List each line in which the string "JSON" appears.

═════ EXERCISE MATERIALS ═════

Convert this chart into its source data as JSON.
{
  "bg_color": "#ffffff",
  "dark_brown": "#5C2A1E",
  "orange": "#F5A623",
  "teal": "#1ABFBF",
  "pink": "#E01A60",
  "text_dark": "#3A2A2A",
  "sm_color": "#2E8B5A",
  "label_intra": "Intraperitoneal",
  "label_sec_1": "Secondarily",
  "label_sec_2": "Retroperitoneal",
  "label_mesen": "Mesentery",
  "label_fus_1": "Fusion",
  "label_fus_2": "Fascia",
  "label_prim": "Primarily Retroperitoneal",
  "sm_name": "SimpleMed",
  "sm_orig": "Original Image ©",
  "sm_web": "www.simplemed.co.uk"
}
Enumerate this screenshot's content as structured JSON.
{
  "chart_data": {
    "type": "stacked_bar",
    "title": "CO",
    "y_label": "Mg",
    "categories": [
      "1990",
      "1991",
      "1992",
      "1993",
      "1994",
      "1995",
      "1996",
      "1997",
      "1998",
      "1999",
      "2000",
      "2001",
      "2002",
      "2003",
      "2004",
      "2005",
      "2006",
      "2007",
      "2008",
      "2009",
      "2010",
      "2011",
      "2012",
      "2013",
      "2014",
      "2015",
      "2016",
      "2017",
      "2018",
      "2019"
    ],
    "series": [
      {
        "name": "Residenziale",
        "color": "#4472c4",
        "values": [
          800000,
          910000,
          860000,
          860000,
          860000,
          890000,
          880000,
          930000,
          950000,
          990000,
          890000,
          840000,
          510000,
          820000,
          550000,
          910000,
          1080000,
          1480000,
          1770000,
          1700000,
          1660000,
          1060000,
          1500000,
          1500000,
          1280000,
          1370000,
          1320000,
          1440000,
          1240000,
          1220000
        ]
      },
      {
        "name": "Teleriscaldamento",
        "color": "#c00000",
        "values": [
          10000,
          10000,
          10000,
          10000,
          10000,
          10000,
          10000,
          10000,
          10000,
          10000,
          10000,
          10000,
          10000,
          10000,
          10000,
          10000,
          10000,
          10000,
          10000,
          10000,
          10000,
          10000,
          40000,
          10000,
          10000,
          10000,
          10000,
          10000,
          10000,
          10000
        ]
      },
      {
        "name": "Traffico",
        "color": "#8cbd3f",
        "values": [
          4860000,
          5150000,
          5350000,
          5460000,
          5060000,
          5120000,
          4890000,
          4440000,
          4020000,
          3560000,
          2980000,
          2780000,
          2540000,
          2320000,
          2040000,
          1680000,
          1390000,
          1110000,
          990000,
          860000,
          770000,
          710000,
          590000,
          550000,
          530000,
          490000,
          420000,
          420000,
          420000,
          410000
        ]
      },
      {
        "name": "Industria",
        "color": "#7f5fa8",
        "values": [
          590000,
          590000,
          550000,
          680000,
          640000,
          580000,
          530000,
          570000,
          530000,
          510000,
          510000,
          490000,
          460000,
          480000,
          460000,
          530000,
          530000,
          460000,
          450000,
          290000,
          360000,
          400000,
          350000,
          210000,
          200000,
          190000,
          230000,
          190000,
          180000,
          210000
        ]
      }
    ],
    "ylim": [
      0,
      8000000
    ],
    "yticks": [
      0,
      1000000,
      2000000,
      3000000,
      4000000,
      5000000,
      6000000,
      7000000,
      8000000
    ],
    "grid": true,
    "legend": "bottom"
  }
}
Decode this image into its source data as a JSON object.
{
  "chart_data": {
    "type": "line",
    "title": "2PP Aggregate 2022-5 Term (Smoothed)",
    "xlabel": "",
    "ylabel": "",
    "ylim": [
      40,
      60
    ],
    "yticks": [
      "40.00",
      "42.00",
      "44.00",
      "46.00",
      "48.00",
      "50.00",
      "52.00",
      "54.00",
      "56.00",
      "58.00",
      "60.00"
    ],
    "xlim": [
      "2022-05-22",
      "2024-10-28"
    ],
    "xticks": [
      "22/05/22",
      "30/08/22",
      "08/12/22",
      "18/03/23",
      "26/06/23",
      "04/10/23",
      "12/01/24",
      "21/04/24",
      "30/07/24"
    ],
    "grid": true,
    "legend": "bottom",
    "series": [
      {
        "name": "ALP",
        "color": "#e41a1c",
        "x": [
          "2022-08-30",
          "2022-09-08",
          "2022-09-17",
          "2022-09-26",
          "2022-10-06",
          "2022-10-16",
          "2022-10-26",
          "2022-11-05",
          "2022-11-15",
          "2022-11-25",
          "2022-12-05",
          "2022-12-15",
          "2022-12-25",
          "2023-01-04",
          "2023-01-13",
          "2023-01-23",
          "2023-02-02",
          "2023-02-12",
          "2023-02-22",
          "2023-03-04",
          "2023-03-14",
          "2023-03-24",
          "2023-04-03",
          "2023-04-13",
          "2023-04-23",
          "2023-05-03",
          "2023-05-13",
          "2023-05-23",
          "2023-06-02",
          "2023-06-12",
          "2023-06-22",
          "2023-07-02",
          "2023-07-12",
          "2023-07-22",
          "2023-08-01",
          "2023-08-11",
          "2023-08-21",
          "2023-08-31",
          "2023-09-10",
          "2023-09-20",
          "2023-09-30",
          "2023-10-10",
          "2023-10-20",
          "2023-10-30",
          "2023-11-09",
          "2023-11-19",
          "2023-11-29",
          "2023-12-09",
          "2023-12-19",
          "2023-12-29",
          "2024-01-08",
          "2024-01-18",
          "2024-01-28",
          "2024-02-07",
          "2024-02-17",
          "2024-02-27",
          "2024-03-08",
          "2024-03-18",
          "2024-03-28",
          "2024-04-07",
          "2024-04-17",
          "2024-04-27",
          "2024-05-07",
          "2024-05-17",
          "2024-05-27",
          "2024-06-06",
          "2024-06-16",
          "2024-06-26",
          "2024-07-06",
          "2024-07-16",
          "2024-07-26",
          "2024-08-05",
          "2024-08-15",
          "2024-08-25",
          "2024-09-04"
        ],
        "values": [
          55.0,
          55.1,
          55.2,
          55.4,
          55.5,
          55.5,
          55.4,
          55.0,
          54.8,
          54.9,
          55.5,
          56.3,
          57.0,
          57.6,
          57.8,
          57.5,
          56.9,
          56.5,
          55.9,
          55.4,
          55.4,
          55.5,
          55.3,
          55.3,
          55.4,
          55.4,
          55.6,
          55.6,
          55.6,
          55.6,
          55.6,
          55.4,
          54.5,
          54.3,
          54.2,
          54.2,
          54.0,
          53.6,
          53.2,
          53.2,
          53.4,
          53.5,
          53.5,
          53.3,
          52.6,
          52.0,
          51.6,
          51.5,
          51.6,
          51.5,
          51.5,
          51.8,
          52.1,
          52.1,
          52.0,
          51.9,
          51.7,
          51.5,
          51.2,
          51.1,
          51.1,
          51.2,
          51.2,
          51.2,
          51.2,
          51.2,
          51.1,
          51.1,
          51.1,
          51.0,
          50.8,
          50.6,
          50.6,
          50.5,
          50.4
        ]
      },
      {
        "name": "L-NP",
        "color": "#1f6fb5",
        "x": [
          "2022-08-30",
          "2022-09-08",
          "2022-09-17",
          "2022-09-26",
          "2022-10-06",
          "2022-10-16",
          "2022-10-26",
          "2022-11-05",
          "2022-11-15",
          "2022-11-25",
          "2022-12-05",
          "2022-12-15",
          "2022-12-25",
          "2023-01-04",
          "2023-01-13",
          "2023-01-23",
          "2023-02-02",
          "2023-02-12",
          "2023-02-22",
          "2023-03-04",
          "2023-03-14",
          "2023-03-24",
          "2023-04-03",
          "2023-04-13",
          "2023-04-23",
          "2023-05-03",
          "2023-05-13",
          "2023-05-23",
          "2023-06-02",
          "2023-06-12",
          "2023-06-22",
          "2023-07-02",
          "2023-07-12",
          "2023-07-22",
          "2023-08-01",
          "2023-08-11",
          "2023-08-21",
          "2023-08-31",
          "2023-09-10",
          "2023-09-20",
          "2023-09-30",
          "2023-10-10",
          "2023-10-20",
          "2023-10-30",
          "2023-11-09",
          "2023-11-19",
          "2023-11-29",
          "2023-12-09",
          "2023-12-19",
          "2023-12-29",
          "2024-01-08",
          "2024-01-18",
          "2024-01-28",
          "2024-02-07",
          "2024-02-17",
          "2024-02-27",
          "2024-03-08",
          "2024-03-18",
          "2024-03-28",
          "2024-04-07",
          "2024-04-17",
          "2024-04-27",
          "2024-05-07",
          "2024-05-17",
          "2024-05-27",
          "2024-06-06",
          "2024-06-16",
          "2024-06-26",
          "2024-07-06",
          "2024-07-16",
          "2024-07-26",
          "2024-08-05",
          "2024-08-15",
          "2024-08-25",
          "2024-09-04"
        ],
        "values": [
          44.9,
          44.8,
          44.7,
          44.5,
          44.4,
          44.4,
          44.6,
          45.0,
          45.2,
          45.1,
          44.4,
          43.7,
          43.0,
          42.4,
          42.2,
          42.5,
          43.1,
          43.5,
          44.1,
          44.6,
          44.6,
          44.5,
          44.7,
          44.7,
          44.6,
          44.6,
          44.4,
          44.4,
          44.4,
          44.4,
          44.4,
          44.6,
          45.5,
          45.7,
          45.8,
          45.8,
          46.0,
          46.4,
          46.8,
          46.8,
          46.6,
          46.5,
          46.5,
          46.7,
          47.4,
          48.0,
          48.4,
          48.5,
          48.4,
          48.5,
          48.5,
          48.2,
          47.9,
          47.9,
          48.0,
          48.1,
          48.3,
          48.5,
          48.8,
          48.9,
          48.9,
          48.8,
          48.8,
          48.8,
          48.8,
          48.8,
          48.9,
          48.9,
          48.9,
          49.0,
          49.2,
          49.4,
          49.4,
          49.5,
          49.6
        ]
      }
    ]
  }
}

═════

[FINAL RESULT]
Convert this chart into its source data as JSON.
Enumerate this screenshot's content as structured JSON.
Decode this image into its source data as a JSON object.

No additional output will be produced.